→ Instructions for the task
Select every line holding the word "ylabel" and copy it.

Stored items from a collection
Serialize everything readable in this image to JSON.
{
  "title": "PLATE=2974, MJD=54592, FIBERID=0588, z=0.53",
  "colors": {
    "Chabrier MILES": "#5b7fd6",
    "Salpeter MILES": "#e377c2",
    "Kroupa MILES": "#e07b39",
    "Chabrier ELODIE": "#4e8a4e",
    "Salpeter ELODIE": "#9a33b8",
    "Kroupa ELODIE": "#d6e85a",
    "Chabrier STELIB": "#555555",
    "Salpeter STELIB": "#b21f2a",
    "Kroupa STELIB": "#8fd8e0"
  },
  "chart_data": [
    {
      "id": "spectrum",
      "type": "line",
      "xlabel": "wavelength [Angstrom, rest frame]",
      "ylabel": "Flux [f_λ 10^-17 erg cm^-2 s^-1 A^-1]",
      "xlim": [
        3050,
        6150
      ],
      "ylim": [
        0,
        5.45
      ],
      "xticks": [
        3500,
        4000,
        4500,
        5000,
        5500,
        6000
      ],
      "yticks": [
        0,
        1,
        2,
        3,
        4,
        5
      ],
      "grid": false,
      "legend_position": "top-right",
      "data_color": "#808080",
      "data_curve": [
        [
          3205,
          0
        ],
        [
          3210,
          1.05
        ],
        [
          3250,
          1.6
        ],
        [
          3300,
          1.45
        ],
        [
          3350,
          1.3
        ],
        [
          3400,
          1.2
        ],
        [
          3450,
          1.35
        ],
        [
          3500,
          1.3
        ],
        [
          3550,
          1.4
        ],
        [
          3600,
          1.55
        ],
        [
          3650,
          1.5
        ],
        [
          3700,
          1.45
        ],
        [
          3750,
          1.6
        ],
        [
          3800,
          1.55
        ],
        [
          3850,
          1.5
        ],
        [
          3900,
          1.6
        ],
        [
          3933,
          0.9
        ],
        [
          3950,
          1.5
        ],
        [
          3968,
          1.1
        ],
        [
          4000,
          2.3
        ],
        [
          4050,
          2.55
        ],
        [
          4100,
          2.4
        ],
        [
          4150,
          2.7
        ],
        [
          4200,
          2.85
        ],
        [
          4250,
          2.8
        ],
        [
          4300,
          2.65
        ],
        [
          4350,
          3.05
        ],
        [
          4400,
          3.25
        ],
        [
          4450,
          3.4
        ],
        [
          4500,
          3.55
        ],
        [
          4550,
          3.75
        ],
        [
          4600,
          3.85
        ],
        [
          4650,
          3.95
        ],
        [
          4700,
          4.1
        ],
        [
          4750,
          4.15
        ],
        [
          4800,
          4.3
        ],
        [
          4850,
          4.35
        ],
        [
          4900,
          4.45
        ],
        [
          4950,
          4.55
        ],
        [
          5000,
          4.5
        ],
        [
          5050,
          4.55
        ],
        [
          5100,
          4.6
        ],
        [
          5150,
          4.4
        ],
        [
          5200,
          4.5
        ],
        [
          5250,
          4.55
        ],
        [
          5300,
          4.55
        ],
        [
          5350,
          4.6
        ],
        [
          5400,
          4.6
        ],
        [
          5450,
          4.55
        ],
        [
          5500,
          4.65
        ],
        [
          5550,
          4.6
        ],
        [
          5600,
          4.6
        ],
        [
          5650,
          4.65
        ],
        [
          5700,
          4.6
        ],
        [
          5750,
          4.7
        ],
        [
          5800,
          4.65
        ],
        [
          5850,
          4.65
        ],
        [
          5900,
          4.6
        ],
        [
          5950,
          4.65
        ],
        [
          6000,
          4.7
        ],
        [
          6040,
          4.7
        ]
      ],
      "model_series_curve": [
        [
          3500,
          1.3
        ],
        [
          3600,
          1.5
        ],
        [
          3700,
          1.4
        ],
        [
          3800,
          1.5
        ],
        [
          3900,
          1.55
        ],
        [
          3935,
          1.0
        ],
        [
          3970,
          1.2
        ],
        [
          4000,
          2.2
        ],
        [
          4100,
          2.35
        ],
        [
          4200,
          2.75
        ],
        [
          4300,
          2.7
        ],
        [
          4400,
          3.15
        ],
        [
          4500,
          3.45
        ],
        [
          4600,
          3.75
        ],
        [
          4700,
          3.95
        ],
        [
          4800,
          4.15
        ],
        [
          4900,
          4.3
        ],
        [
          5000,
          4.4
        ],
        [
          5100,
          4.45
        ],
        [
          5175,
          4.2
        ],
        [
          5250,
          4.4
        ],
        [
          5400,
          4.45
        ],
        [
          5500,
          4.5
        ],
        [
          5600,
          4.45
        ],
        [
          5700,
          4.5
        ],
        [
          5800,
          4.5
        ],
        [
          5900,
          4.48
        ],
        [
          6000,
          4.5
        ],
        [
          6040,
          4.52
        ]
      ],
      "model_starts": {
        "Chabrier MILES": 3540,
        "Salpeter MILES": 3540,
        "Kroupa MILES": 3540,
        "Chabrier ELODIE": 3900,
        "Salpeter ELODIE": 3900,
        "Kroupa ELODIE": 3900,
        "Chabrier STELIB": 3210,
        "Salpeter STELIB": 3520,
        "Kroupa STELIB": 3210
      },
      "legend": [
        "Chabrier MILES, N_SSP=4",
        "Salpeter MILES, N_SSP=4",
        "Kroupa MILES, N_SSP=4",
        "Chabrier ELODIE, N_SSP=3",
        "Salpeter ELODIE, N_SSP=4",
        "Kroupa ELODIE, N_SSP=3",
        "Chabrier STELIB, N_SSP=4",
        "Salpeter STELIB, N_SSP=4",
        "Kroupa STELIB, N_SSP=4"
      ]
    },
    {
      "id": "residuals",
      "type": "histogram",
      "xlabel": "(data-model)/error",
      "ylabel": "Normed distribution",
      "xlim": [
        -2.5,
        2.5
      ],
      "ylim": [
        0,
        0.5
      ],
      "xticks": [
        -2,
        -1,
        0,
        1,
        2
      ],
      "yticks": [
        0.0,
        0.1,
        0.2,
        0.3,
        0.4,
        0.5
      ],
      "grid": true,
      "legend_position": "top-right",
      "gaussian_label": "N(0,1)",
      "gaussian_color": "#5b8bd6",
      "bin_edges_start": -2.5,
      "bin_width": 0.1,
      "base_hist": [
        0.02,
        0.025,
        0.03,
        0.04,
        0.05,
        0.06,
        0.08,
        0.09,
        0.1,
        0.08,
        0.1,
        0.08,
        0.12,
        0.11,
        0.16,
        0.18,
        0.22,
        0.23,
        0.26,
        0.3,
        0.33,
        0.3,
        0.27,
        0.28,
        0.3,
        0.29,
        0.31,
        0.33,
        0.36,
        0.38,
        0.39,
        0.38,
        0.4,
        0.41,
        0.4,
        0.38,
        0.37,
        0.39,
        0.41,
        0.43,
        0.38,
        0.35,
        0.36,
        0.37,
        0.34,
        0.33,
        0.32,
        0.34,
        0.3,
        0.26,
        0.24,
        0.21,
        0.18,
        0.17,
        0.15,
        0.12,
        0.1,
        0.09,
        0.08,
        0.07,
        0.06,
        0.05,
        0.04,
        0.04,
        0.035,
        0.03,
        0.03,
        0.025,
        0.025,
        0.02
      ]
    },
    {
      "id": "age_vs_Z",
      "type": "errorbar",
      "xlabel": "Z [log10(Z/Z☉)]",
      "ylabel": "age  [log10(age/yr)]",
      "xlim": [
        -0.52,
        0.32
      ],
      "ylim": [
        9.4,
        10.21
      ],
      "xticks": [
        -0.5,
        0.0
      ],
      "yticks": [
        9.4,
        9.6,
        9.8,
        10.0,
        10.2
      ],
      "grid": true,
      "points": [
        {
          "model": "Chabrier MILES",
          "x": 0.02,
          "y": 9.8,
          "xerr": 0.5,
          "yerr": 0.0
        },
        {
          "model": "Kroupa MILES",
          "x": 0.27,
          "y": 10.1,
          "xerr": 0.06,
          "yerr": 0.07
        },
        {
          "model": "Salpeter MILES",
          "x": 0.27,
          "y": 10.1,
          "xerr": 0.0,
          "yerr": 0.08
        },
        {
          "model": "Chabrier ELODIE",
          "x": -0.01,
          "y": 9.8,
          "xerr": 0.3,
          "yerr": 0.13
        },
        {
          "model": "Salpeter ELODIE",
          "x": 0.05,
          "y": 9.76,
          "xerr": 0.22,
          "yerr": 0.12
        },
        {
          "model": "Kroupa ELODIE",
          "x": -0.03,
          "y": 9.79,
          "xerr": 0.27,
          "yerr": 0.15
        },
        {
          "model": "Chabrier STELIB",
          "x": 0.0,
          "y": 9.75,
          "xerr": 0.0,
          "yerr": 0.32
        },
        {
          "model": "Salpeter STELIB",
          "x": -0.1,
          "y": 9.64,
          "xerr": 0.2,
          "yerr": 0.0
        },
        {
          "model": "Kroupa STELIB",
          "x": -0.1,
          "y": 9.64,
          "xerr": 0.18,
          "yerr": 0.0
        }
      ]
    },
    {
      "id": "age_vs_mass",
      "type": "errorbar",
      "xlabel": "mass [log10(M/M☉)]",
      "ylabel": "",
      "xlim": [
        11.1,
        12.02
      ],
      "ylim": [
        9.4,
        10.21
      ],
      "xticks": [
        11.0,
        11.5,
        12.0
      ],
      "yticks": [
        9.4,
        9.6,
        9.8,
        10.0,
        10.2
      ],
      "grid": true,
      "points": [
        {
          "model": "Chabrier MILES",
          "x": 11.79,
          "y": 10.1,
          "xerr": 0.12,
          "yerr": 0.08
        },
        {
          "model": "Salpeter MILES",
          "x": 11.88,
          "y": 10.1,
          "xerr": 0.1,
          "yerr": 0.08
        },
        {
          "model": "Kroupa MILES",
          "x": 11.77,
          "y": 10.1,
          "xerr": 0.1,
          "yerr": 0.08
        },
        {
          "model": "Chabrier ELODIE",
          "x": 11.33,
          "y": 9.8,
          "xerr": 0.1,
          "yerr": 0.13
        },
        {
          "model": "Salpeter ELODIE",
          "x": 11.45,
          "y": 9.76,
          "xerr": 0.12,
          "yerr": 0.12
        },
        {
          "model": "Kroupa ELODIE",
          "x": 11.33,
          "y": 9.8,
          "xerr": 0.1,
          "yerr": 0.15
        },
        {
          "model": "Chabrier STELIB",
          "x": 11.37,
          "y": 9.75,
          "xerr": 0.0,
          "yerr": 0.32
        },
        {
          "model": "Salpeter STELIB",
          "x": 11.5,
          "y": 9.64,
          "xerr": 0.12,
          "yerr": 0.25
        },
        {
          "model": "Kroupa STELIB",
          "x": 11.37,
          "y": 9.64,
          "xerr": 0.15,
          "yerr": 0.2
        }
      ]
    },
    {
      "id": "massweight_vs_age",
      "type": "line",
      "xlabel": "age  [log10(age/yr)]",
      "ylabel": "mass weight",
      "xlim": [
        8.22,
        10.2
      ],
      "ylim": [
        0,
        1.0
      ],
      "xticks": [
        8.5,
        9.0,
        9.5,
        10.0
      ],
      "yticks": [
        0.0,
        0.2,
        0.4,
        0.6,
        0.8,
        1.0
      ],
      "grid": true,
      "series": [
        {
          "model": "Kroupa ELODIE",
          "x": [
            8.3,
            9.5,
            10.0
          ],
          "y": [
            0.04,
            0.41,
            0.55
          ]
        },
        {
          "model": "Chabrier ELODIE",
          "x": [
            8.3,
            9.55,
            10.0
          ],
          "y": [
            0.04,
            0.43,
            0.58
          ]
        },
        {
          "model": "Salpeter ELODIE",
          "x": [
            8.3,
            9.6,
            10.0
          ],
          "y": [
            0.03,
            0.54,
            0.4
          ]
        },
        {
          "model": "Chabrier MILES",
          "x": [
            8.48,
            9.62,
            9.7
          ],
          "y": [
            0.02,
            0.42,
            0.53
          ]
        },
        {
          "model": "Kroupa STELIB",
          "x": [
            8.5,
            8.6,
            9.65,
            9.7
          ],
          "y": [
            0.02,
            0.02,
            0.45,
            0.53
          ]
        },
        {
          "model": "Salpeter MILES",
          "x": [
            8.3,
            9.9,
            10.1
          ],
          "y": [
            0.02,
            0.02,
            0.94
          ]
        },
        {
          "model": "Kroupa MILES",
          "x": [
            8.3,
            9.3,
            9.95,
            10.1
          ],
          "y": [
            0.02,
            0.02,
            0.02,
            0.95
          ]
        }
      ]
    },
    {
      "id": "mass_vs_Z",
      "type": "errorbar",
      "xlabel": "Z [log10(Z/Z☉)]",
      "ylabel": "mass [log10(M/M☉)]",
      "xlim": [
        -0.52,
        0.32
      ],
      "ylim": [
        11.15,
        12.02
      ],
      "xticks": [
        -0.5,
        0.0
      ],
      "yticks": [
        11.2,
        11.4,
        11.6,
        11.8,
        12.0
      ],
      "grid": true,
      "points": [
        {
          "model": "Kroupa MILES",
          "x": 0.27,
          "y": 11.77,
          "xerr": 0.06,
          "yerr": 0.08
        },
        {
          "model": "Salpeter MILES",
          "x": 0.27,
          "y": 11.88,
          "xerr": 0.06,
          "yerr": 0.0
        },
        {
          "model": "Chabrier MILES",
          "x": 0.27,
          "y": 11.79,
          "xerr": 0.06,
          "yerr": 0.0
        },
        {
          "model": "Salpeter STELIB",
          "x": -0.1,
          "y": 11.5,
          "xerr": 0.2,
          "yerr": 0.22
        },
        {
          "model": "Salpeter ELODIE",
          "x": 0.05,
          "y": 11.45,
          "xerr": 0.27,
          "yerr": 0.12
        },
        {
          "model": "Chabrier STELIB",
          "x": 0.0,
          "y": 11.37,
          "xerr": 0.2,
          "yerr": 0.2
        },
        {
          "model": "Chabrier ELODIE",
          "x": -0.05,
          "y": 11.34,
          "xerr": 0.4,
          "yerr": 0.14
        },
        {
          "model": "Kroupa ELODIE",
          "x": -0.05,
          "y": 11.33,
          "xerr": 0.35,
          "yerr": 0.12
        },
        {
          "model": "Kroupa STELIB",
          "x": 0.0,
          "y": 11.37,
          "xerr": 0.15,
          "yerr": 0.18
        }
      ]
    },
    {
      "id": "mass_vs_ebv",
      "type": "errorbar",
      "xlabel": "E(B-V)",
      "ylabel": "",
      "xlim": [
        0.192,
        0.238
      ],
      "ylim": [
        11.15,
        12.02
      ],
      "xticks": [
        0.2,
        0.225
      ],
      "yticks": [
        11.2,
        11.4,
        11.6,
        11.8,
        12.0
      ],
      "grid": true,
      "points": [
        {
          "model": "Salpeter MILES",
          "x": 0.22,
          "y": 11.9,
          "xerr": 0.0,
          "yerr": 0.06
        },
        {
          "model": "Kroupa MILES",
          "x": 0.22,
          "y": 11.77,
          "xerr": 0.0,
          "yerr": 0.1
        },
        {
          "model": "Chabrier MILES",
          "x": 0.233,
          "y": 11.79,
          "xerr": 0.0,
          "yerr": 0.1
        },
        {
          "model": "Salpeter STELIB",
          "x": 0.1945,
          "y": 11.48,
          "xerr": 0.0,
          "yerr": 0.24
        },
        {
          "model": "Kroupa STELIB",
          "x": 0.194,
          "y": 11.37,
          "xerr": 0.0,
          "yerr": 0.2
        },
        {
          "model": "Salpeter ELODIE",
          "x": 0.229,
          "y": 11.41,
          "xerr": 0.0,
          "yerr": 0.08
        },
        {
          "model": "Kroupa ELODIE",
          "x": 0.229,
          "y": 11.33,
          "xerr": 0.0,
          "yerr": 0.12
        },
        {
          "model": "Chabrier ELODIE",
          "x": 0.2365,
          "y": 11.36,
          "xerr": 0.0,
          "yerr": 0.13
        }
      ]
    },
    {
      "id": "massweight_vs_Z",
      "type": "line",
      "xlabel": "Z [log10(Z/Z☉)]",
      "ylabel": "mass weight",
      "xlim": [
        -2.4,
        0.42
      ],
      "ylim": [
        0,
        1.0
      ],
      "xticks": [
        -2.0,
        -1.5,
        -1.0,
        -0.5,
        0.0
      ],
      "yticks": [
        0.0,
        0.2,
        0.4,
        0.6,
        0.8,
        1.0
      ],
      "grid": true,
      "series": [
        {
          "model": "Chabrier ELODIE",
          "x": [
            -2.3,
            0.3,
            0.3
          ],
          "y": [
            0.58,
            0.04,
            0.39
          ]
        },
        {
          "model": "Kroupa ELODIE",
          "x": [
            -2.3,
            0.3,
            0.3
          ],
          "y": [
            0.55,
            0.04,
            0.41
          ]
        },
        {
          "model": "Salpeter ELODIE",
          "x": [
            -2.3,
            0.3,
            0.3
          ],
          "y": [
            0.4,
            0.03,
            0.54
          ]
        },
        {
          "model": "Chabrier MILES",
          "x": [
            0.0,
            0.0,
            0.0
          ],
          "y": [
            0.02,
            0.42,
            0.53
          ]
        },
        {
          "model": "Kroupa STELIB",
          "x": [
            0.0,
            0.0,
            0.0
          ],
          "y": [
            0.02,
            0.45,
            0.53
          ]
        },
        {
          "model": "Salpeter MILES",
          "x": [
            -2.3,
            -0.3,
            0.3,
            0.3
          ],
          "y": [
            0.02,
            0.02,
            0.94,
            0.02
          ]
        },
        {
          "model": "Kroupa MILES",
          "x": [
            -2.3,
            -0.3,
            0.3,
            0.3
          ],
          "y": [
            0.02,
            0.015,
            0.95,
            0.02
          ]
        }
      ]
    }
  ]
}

→ Exercise result
      "ylabel": "Flux [f_λ 10^-17 erg cm^-2 s^-1 A^-1]",
      "ylabel": "Normed distribution",
      "ylabel": "age  [log10(age/yr)]",
      "ylabel": "",
      "ylabel": "mass weight",
      "ylabel": "mass [log10(M/M☉)]",
      "ylabel": "",
      "ylabel": "mass weight",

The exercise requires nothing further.